begin

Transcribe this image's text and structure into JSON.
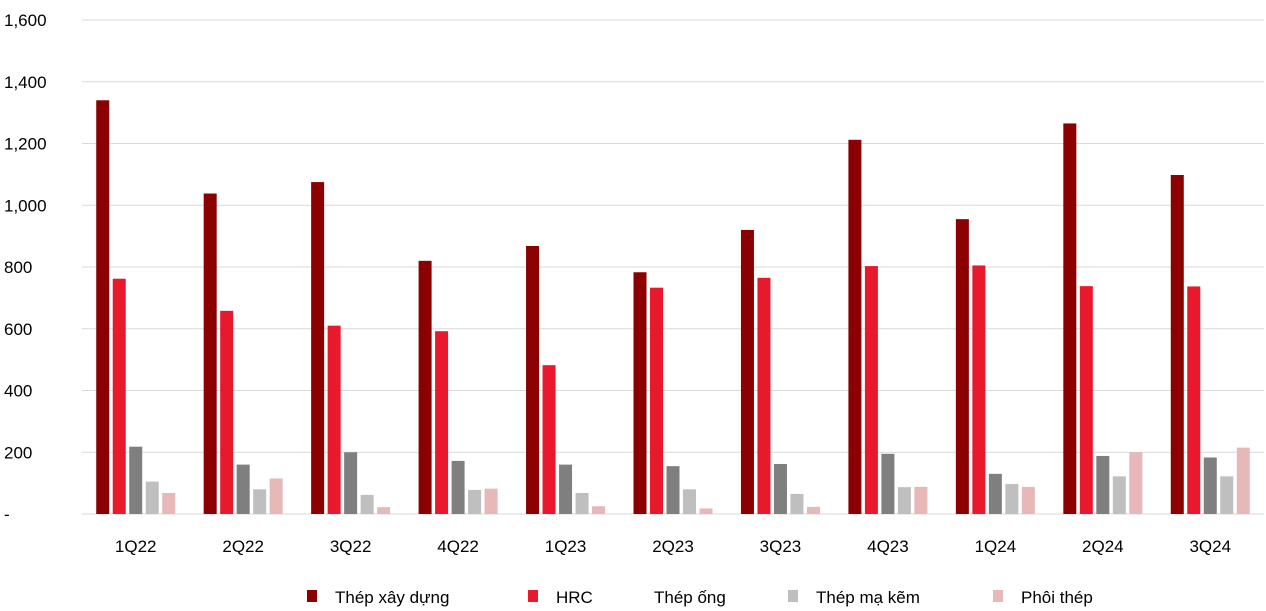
{
  "chart_data": {
    "type": "bar",
    "title": "",
    "xlabel": "",
    "ylabel": "",
    "ylim": [
      0,
      1600
    ],
    "y_ticks": [
      0,
      200,
      400,
      600,
      800,
      1000,
      1200,
      1400,
      1600
    ],
    "y_tick_labels": [
      "-",
      "200",
      "400",
      "600",
      "800",
      "1,000",
      "1,200",
      "1,400",
      "1,600"
    ],
    "grid": "horizontal",
    "legend_position": "bottom",
    "categories": [
      "1Q22",
      "2Q22",
      "3Q22",
      "4Q22",
      "1Q23",
      "2Q23",
      "3Q23",
      "4Q23",
      "1Q24",
      "2Q24",
      "3Q24"
    ],
    "series": [
      {
        "name": "Thép xây dựng",
        "color": "#8B0000",
        "values": [
          1340,
          1038,
          1075,
          820,
          868,
          783,
          920,
          1212,
          955,
          1265,
          1098
        ]
      },
      {
        "name": "HRC",
        "color": "#E8192C",
        "values": [
          762,
          658,
          610,
          592,
          482,
          733,
          765,
          803,
          805,
          738,
          737
        ]
      },
      {
        "name": "Thép ống",
        "color": "#7F7F7F",
        "values": [
          218,
          160,
          200,
          172,
          160,
          155,
          162,
          195,
          130,
          188,
          183
        ]
      },
      {
        "name": "Thép mạ kẽm",
        "color": "#BFBFBF",
        "values": [
          105,
          80,
          62,
          78,
          68,
          80,
          65,
          87,
          97,
          122,
          122
        ]
      },
      {
        "name": "Phôi thép",
        "color": "#E6B8B7",
        "values": [
          68,
          115,
          22,
          82,
          25,
          18,
          23,
          88,
          88,
          200,
          215
        ]
      }
    ]
  }
}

end

• [The request]: List all lines above in which the string "name" appears.

• [Reply to the task]:
        "name": "Thép xây dựng",
        "name": "HRC",
        "name": "Thép ống",
        "name": "Thép mạ kẽm",
        "name": "Phôi thép",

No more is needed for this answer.